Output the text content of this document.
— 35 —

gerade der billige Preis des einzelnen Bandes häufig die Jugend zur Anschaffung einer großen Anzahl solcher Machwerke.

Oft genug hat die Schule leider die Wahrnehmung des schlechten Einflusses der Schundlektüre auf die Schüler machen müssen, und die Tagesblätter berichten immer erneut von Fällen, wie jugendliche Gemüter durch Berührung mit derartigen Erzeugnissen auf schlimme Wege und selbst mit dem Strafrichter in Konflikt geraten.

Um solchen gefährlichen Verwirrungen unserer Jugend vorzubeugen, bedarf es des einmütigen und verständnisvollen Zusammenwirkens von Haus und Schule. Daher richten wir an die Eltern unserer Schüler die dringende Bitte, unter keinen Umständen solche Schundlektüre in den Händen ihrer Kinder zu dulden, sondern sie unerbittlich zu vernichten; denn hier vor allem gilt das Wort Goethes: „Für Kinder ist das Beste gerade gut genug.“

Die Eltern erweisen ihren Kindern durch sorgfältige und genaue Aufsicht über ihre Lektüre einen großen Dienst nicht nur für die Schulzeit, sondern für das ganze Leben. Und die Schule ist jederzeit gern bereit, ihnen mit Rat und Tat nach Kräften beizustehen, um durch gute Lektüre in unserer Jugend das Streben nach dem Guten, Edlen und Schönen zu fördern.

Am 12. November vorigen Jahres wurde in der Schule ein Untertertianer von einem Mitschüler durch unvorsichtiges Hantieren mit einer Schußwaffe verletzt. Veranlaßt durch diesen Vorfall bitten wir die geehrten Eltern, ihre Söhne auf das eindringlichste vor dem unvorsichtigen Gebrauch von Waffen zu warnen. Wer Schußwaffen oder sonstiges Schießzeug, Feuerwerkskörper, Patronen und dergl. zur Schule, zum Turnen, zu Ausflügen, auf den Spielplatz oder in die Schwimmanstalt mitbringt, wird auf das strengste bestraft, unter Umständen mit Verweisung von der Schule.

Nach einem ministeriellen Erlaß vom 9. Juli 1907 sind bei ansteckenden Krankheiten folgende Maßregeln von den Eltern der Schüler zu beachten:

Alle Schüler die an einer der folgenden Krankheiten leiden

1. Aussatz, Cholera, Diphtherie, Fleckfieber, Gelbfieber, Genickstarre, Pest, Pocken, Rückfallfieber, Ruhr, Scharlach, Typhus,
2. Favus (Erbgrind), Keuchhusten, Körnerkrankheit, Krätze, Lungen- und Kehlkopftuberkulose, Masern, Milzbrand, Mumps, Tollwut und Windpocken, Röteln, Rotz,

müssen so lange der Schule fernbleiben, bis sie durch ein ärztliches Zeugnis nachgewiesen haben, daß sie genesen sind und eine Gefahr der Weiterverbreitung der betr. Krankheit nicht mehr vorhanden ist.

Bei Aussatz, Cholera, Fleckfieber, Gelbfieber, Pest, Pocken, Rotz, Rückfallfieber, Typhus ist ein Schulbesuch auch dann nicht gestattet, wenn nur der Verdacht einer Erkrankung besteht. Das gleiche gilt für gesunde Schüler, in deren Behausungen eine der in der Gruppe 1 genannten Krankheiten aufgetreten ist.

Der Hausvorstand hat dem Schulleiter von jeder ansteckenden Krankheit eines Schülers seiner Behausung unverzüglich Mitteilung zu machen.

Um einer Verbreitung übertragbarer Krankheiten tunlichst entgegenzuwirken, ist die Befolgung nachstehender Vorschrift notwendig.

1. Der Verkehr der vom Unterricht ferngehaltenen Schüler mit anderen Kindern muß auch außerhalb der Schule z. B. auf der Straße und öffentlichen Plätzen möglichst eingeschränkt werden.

> **Aim of the exercise**: Produce a precise copy of all the material above.

> **Reply**:
Output the text content of this document.
— 35 —

gerade der billige Preis des einzelnen Bandes häufig die Jugend zur Anschaffung einer großen Anzahl solcher Machwerke.

Oft genug hat die Schule leider die Wahrnehmung des schlechten Einflusses der Schundlektüre auf die Schüler machen müssen, und die Tagesblätter berichten immer erneut von Fällen, wie jugendliche Gemüter durch Berührung mit derartigen Erzeugnissen auf schlimme Wege und selbst mit dem Strafrichter in Konflikt geraten.

Um solchen gefährlichen Verwirrungen unserer Jugend vorzubeugen, bedarf es des einmütigen und verständnisvollen Zusammenwirkens von Haus und Schule. Daher richten wir an die Eltern unserer Schüler die dringende Bitte, unter keinen Umständen solche Schundlektüre in den Händen ihrer Kinder zu dulden, sondern sie unerbittlich zu vernichten; denn hier vor allem gilt das Wort Goethes: „Für Kinder ist das Beste gerade gut genug.“

Die Eltern erweisen ihren Kindern durch sorgfältige und genaue Aufsicht über ihre Lektüre einen großen Dienst nicht nur für die Schulzeit, sondern für das ganze Leben. Und die Schule ist jederzeit gern bereit, ihnen mit Rat und Tat nach Kräften beizustehen, um durch gute Lektüre in unserer Jugend das Streben nach dem Guten, Edlen und Schönen zu fördern.

Am 12. November vorigen Jahres wurde in der Schule ein Untertertianer von einem Mitschüler durch unvorsichtiges Hantieren mit einer Schußwaffe verletzt. Veranlaßt durch diesen Vorfall bitten wir die geehrten Eltern, ihre Söhne auf das eindringlichste vor dem unvorsichtigen Gebrauch von Waffen zu warnen. Wer Schußwaffen oder sonstiges Schießzeug, Feuerwerkskörper, Patronen und dergl. zur Schule, zum Turnen, zu Ausflügen, auf den Spielplatz oder in die Schwimmanstalt mitbringt, wird auf das strengste bestraft, unter Umständen mit Verweisung von der Schule.

Nach einem ministeriellen Erlaß vom 9. Juli 1907 sind bei ansteckenden Krankheiten folgende Maßregeln von den Eltern der Schüler zu beachten:

Alle Schüler die an einer der folgenden Krankheiten leiden

1. Aussatz, Cholera, Diphtherie, Fleckfieber, Gelbfieber, Genickstarre, Pest, Pocken, Rückfallfieber, Ruhr, Scharlach, Typhus,
2. Favus (Erbgrind), Keuchhusten, Körnerkrankheit, Krätze, Lungen- und Kehlkopftuberkulose, Masern, Milzbrand, Mumps, Tollwut und Windpocken, Röteln, Rotz,

müssen so lange der Schule fernbleiben, bis sie durch ein ärztliches Zeugnis nachgewiesen haben, daß sie genesen sind und eine Gefahr der Weiterverbreitung der betr. Krankheit nicht mehr vorhanden ist.

Bei Aussatz, Cholera, Fleckfieber, Gelbfieber, Pest, Pocken, Rotz, Rückfallfieber, Typhus ist ein Schulbesuch auch dann nicht gestattet, wenn nur der Verdacht einer Erkrankung besteht. Das gleiche gilt für gesunde Schüler, in deren Behausungen eine der in der Gruppe 1 genannten Krankheiten aufgetreten ist.

Der Hausvorstand hat dem Schulleiter von jeder ansteckenden Krankheit eines Schülers seiner Behausung unverzüglich Mitteilung zu machen.

Um einer Verbreitung übertragbarer Krankheiten tunlichst entgegenzuwirken, ist die Befolgung nachstehender Vorschrift notwendig.

1. Der Verkehr der vom Unterricht ferngehaltenen Schüler mit anderen Kindern muß auch außerhalb der Schule z. B. auf der Straße und öffentlichen Plätzen möglichst eingeschränkt werden.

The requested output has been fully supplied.